__Exercise tasks__.
**a.** List each kind of alignment operation named in the passage on alignment graphs, along with the cost it gives for that operation.
**b.** According to the passage on alignment graphs, how many different paths run from the upper left to the lower right vertex of the alignment graph of two sequences of lengths n = 7 and m = 9?
**c.** Resume the passage on alignment graphs, starting after its last sentence.

__Page excerpt__.

····················

Now, either a diagonal or an arc depicts a substitution. A diagonal
edge
represents an exact match (Figure 3A). A directed arc depicts a
mutation
(Figure 3B). As before, any vertical edges correspond to deletions and
horizontal edges correspond to insertions.
Figure 4A depicts the alignment graph of S1 and S2 that utilizes straight diagonals for exact matches and arcs for mutations. Figure 4B depicts the red and blue paths from Figure 2 on this more refined graph.
The
alignment
graph with designated costs for each of its edges is the weighted
alignment
graph for the sequences S1 and S2. The cost of a path is defined as the
sum of the costs of all of its edges.
Example
2. The cost
of the red path in Figure
4B is 9x + 5p. To see this, notice that the path
corresponds to
an alignment that contains 5 insertions (corresponding to five vertical
edges),
4 deletions (corresponding to the total of horizontal edges in the
path), 5
mutations and 1 exact match. Recall that that the cost of any
insertion/deletion is x, the cost of a mutation is p, and
the cost of an exact alignment is zero. Adding
the individual weights for all edges in the path establishes the claim.
□
Exercise
4. Find
the costs of
the blue and black paths depicted in Figure 2A.
Clearly,
the
optimal alignment will correspond to a path of minimal cost. Thus, finding
the optimal alignment(s) is the same as determining all paths of
minimal cost
on the weighted alignment graph.
This
problem
may not seem too difficult at first glance, since the alignment graph
has a
finite number of edges. One might think that determining all paths on
the
graph, calculating their weights, and then singling those of minimal
weight
would not be unreasonable. However, since the number of different paths
grows
extremely rapidly with the increase of the sequences’ lengths, the task
quickly
becomes computationally overwhelming. It can be shown that there are
224,143
different paths from the upper left to the lower right verteces on the
alignment
graph of two sequences of length n = 7 and m = 9. When, as common in
biology,
we are attempting to align sequences that may have hundreds of DNA
bases, the
number of all paths becomes intractable.

····················

__Extracted records__.
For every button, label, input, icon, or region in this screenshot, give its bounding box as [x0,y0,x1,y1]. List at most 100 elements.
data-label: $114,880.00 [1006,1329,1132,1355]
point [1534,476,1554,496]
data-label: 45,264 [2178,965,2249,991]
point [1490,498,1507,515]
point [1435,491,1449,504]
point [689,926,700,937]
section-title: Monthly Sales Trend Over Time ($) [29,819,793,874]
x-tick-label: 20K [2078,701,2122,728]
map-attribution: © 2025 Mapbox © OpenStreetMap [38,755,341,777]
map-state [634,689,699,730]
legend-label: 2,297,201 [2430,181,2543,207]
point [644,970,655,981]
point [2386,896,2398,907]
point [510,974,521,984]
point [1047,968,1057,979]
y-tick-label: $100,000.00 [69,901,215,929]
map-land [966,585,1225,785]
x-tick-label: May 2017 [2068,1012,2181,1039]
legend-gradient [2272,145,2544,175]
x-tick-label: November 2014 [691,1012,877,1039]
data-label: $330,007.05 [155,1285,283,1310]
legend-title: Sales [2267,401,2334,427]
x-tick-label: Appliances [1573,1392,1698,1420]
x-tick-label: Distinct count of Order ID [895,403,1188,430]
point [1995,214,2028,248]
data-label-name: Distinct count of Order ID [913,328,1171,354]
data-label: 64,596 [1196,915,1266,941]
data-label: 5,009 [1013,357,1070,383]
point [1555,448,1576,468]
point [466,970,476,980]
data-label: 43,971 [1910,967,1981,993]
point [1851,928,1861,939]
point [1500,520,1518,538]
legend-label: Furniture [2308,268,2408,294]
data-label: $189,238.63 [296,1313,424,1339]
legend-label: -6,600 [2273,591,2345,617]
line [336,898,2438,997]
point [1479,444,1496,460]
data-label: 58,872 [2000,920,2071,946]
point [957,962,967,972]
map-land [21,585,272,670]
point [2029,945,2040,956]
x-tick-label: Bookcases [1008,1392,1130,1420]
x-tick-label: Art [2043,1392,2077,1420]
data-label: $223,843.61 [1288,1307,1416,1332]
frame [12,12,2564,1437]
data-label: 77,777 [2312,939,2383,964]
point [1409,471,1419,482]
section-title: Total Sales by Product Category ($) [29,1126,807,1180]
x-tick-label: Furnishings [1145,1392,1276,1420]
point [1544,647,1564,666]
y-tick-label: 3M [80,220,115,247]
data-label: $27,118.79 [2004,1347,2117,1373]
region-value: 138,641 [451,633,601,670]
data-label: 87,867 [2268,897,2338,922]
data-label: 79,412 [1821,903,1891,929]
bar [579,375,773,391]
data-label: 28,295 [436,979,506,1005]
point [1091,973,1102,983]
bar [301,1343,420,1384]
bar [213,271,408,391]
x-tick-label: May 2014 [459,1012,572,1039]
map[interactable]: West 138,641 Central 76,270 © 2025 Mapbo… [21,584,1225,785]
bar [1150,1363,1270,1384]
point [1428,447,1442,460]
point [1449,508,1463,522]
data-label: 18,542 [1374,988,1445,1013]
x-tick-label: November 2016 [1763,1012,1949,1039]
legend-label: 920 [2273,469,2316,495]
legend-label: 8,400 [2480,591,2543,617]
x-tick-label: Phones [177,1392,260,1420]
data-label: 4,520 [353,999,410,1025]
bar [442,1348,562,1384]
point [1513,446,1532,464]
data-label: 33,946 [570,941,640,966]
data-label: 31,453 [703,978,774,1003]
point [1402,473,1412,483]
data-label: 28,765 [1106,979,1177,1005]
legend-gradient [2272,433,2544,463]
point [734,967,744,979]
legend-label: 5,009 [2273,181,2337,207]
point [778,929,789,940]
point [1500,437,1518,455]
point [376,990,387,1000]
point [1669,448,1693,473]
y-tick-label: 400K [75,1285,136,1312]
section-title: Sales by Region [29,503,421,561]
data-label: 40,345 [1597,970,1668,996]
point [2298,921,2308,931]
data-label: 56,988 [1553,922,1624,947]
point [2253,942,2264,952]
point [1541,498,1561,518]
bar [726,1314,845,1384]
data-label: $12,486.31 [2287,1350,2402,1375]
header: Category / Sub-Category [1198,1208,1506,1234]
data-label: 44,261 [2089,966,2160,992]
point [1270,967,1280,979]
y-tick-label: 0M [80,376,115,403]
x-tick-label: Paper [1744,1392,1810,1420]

····················

__Per-task answers__.
**a.**
Insertion: x
Deletion: x
Mutation: p
Exact match: zero

**b.** 224,143

**c.**
The
mathematical problem of fining the paths of minimal cost on weighted
graphs is
a classical problem and a number of computationally efficient solution
strategies and algorithms are available. An important feature of these
algorithms is that they do not need to compute the costs of all paths
from the upper left to the lower right vertex of the alignment graph.
One such
algorithm is the Needelman-Wunsch algorithm. We will not
discuss here the
details of this and other similar algorithms as they can be found in
most
standard text of discrete mathematics such as (provide
reference). Instead, we have included an
interactive applet that implements this algorithm and allows for
changeing the costs x and p and observing how these
changes affect the
optimal alignment.
In closing, we emphasize that we have now described four equivalent ways of representing an alignment of two sequences S1 and S2: 1) as tables of pairwise edits with hyphens in S1 standing for insertions and hyphens in S2 for deletions; 2) as sequences comprised of the letters I, D, and S; 3) as paths on the alignment graph; and 4) as paths on the weighted alignment graph. The last representation is one for which computationally efficient mathematical solution are availables.